Your instructions » Count the lines below that contain the word "avaient", and give only that number.

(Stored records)
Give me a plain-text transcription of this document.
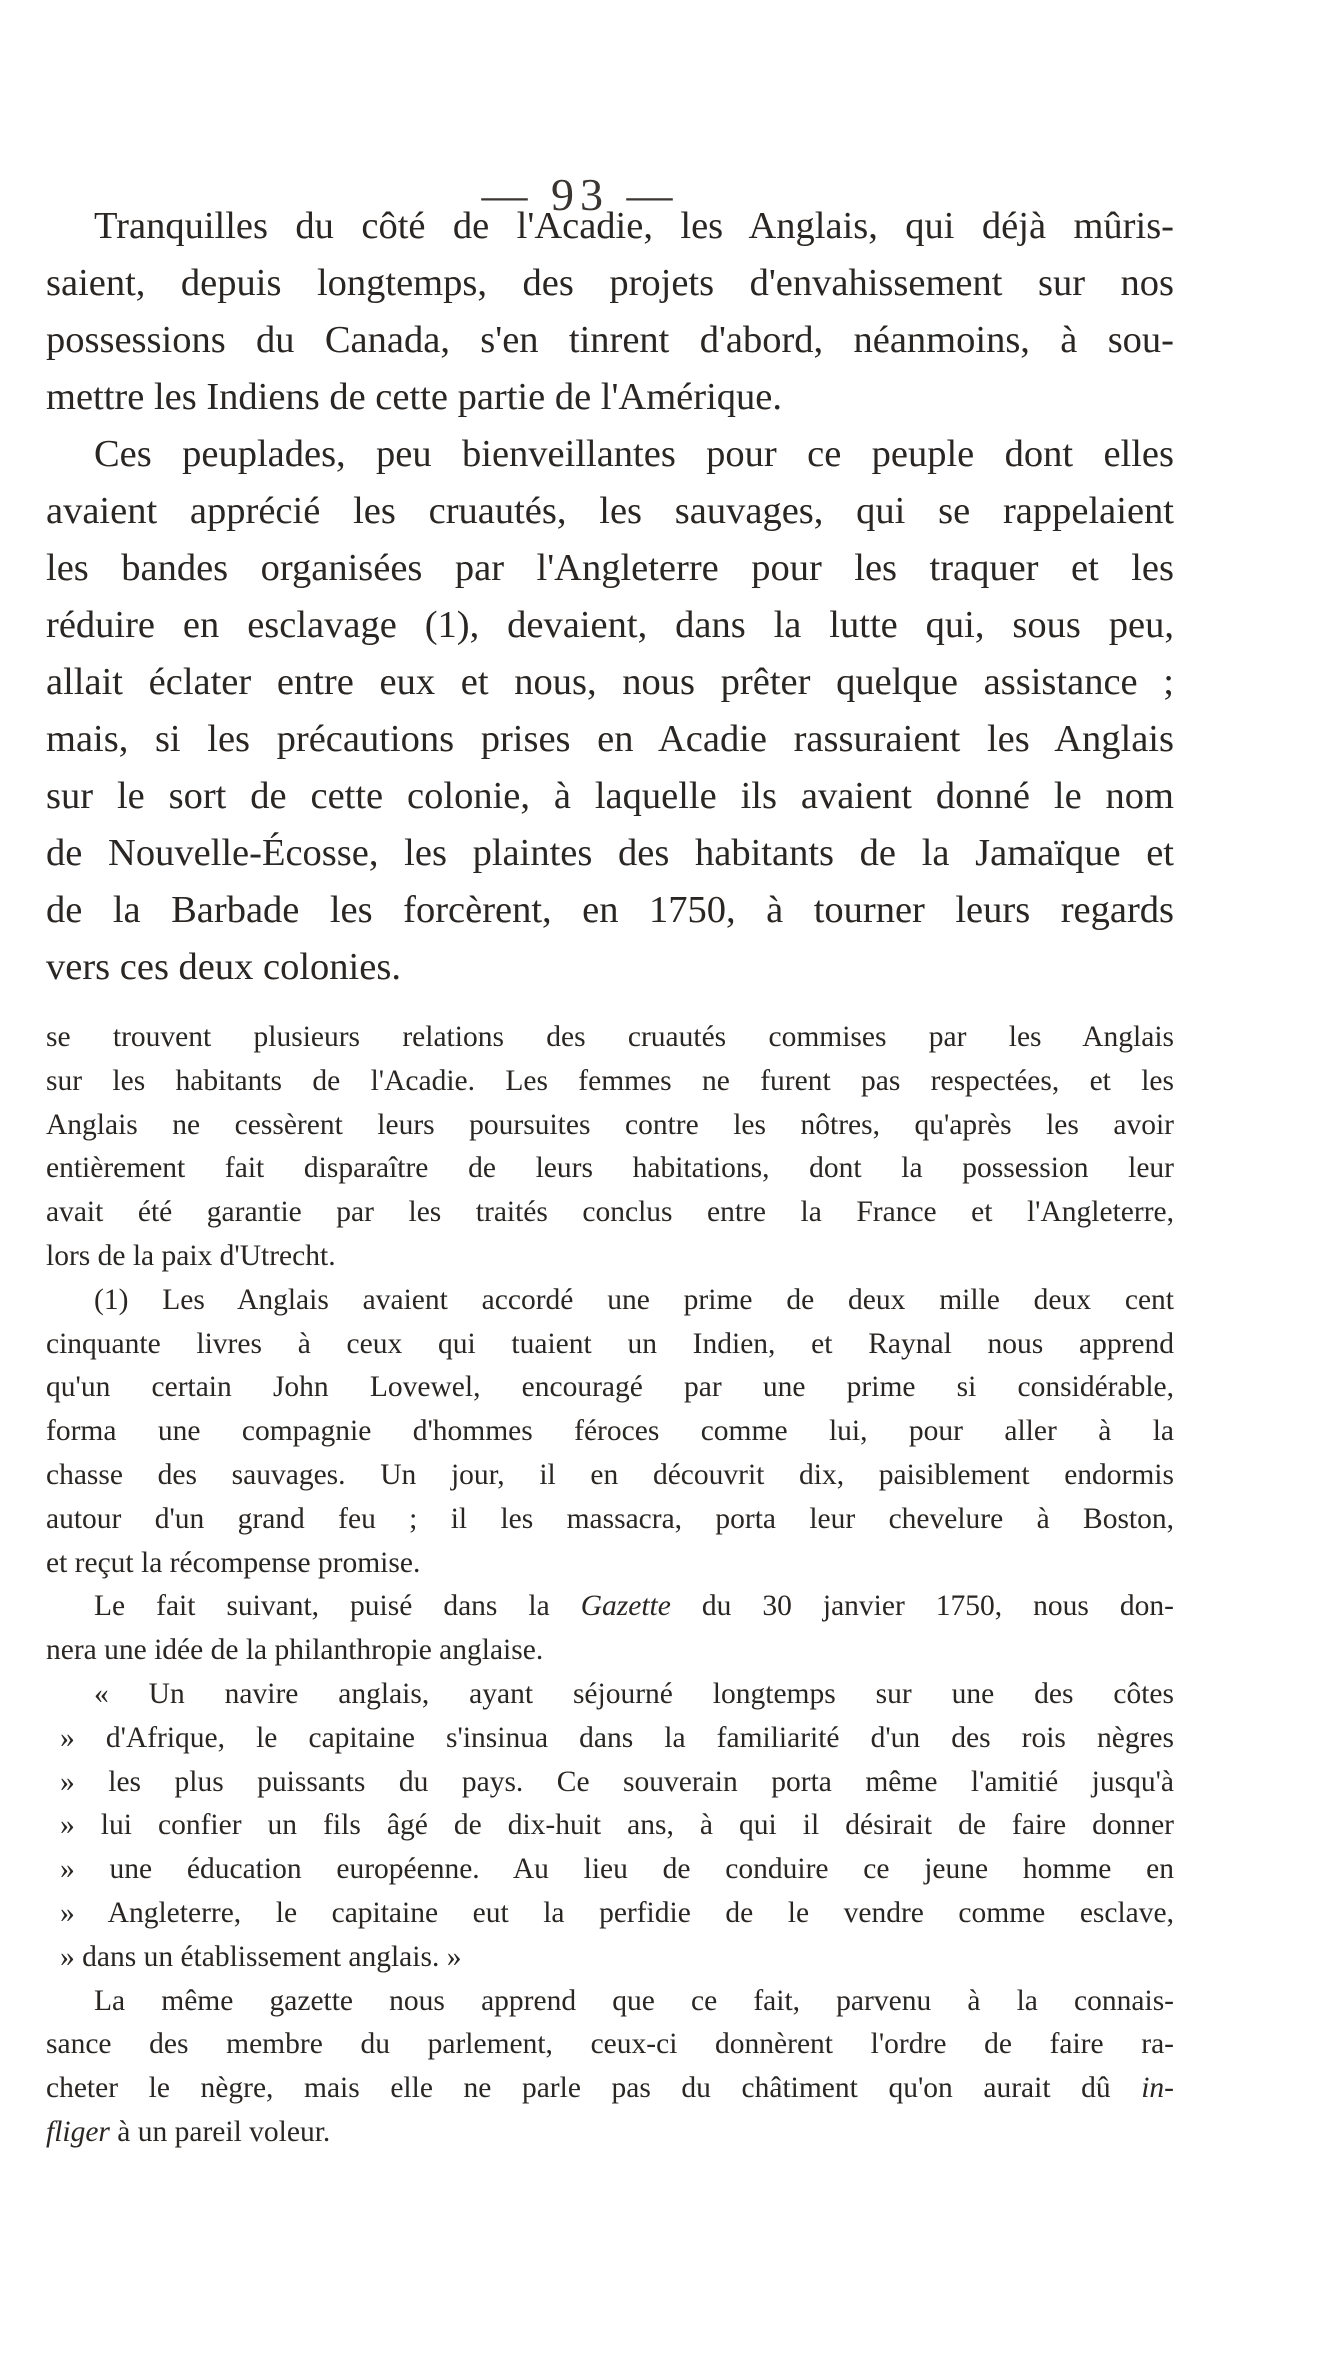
— 93 —
Tranquilles du côté de l'Acadie, les Anglais, qui déjà mûris-
saient, depuis longtemps, des projets d'envahissement sur nos
possessions du Canada, s'en tinrent d'abord, néanmoins, à sou-
mettre les Indiens de cette partie de l'Amérique.
Ces peuplades, peu bienveillantes pour ce peuple dont elles
avaient apprécié les cruautés, les sauvages, qui se rappelaient
les bandes organisées par l'Angleterre pour les traquer et les
réduire en esclavage (1), devaient, dans la lutte qui, sous peu,
allait éclater entre eux et nous, nous prêter quelque assistance ;
mais, si les précautions prises en Acadie rassuraient les Anglais
sur le sort de cette colonie, à laquelle ils avaient donné le nom
de Nouvelle-Écosse, les plaintes des habitants de la Jamaïque et
de la Barbade les forcèrent, en 1750, à tourner leurs regards
vers ces deux colonies.
se trouvent plusieurs relations des cruautés commises par les Anglais
sur les habitants de l'Acadie. Les femmes ne furent pas respectées, et les
Anglais ne cessèrent leurs poursuites contre les nôtres, qu'après les avoir
entièrement fait disparaître de leurs habitations, dont la possession leur
avait été garantie par les traités conclus entre la France et l'Angleterre,
lors de la paix d'Utrecht.
(1) Les Anglais avaient accordé une prime de deux mille deux cent
cinquante livres à ceux qui tuaient un Indien, et Raynal nous apprend
qu'un certain John Lovewel, encouragé par une prime si considérable,
forma une compagnie d'hommes féroces comme lui, pour aller à la
chasse des sauvages. Un jour, il en découvrit dix, paisiblement endormis
autour d'un grand feu ; il les massacra, porta leur chevelure à Boston,
et reçut la récompense promise.
Le fait suivant, puisé dans la Gazette du 30 janvier 1750, nous don-
nera une idée de la philanthropie anglaise.
« Un navire anglais, ayant séjourné longtemps sur une des côtes
» d'Afrique, le capitaine s'insinua dans la familiarité d'un des rois nègres
» les plus puissants du pays. Ce souverain porta même l'amitié jusqu'à
» lui confier un fils âgé de dix-huit ans, à qui il désirait de faire donner
» une éducation européenne. Au lieu de conduire ce jeune homme en
» Angleterre, le capitaine eut la perfidie de le vendre comme esclave,
» dans un établissement anglais. »
La même gazette nous apprend que ce fait, parvenu à la connais-
sance des membre du parlement, ceux-ci donnèrent l'ordre de faire ra-
cheter le nègre, mais elle ne parle pas du châtiment qu'on aurait dû in-
fliger à un pareil voleur.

Output below » 3